Output every line below without omitting or altering anything.

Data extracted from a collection
* * * *

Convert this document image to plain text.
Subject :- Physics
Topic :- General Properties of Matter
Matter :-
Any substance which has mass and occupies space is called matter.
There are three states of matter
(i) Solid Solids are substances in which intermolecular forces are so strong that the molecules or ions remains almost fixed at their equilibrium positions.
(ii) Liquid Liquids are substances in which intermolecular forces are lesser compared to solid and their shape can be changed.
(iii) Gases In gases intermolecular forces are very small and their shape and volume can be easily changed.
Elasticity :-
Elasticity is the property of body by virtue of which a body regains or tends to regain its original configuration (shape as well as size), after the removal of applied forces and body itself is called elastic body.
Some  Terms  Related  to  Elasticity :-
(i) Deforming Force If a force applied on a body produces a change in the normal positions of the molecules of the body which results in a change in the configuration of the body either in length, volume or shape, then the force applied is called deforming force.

* * * *

> **Task answer**:
Convert this document image to plain text.
Subject :- Physics
Topic :- General Properties of Matter
Matter :-
Any substance which has mass and occupies space is called matter.
There are three states of matter
(i) Solid Solids are substances in which intermolecular forces are so strong that the molecules or ions remains almost fixed at their equilibrium positions.
(ii) Liquid Liquids are substances in which intermolecular forces are lesser compared to solid and their shape can be changed.
(iii) Gases In gases intermolecular forces are very small and their shape and volume can be easily changed.
Elasticity :-
Elasticity is the property of body by virtue of which a body regains or tends to regain its original configuration (shape as well as size), after the removal of applied forces and body itself is called elastic body.
Some  Terms  Related  to  Elasticity :-
(i) Deforming Force If a force applied on a body produces a change in the normal positions of the molecules of the body which results in a change in the configuration of the body either in length, volume or shape, then the force applied is called deforming force.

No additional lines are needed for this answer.